> **Task to carry out**
Extract the records below word for word and ignore the images.

(Records about charts and figures)
_ _ _ _ _ _ _

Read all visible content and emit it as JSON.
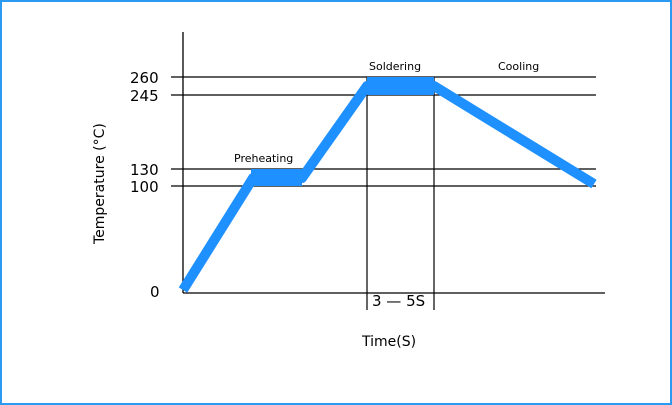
{
  "y_axis": {
    "title": "Temperature (°C)",
    "ticks": [
      "260",
      "245",
      "130",
      "100",
      "0"
    ]
  },
  "x_axis": {
    "title": "Time(S)",
    "duration_label": "3 — 5S"
  },
  "phases": {
    "preheating": "Preheating",
    "soldering": "Soldering",
    "cooling": "Cooling"
  },
  "colors": {
    "frame": "#2b9af3",
    "profile": "#1e90ff",
    "lines": "#000000"
  }
}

_ _ _ _ _ _ _

> **Answer to this task**
Read all visible content and emit it as JSON.
{
  "y_axis": {
    "title": "Temperature (°C)",
    "ticks": [
      "260",
      "245",
      "130",
      "100",
      "0"
    ]
  },
  "x_axis": {
    "title": "Time(S)",
    "duration_label": "3 — 5S"
  },
  "phases": {
    "preheating": "Preheating",
    "soldering": "Soldering",
    "cooling": "Cooling"
  },
  "colors": {
    "frame": "#2b9af3",
    "profile": "#1e90ff",
    "lines": "#000000"
  }
}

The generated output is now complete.